# Exercise description
Extract all of the data and reproduce it precisely.

# Data provided
· · · · ·
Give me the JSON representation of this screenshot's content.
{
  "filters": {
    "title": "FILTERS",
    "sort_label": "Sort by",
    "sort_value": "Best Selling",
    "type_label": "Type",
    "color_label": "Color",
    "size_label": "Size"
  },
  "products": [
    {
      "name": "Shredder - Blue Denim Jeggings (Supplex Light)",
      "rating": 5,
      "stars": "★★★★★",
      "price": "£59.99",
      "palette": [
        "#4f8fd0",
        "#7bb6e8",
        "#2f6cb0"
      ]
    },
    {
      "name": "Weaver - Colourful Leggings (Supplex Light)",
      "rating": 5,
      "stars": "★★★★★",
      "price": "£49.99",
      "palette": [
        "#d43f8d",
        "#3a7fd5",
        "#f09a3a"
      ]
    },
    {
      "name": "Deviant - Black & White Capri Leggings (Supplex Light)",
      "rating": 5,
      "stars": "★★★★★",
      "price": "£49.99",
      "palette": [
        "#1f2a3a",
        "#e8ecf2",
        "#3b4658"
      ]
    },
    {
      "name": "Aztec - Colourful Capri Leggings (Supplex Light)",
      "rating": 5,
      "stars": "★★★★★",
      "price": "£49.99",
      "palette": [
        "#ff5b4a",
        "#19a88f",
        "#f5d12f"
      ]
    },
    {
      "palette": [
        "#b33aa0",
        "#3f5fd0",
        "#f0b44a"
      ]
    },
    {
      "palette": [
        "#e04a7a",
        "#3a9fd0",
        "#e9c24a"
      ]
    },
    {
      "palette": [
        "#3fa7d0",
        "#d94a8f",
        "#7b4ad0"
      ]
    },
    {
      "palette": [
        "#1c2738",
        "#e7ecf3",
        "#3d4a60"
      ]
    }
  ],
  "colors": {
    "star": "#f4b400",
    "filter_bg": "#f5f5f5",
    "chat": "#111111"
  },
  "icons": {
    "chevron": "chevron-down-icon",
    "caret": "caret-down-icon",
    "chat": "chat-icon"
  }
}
· · · · ·
# Full output
Give me the JSON representation of this screenshot's content.
{
  "filters": {
    "title": "FILTERS",
    "sort_label": "Sort by",
    "sort_value": "Best Selling",
    "type_label": "Type",
    "color_label": "Color",
    "size_label": "Size"
  },
  "products": [
    {
      "name": "Shredder - Blue Denim Jeggings (Supplex Light)",
      "rating": 5,
      "stars": "★★★★★",
      "price": "£59.99",
      "palette": [
        "#4f8fd0",
        "#7bb6e8",
        "#2f6cb0"
      ]
    },
    {
      "name": "Weaver - Colourful Leggings (Supplex Light)",
      "rating": 5,
      "stars": "★★★★★",
      "price": "£49.99",
      "palette": [
        "#d43f8d",
        "#3a7fd5",
        "#f09a3a"
      ]
    },
    {
      "name": "Deviant - Black & White Capri Leggings (Supplex Light)",
      "rating": 5,
      "stars": "★★★★★",
      "price": "£49.99",
      "palette": [
        "#1f2a3a",
        "#e8ecf2",
        "#3b4658"
      ]
    },
    {
      "name": "Aztec - Colourful Capri Leggings (Supplex Light)",
      "rating": 5,
      "stars": "★★★★★",
      "price": "£49.99",
      "palette": [
        "#ff5b4a",
        "#19a88f",
        "#f5d12f"
      ]
    },
    {
      "palette": [
        "#b33aa0",
        "#3f5fd0",
        "#f0b44a"
      ]
    },
    {
      "palette": [
        "#e04a7a",
        "#3a9fd0",
        "#e9c24a"
      ]
    },
    {
      "palette": [
        "#3fa7d0",
        "#d94a8f",
        "#7b4ad0"
      ]
    },
    {
      "palette": [
        "#1c2738",
        "#e7ecf3",
        "#3d4a60"
      ]
    }
  ],
  "colors": {
    "star": "#f4b400",
    "filter_bg": "#f5f5f5",
    "chat": "#111111"
  },
  "icons": {
    "chevron": "chevron-down-icon",
    "caret": "caret-down-icon",
    "chat": "chat-icon"
  }
}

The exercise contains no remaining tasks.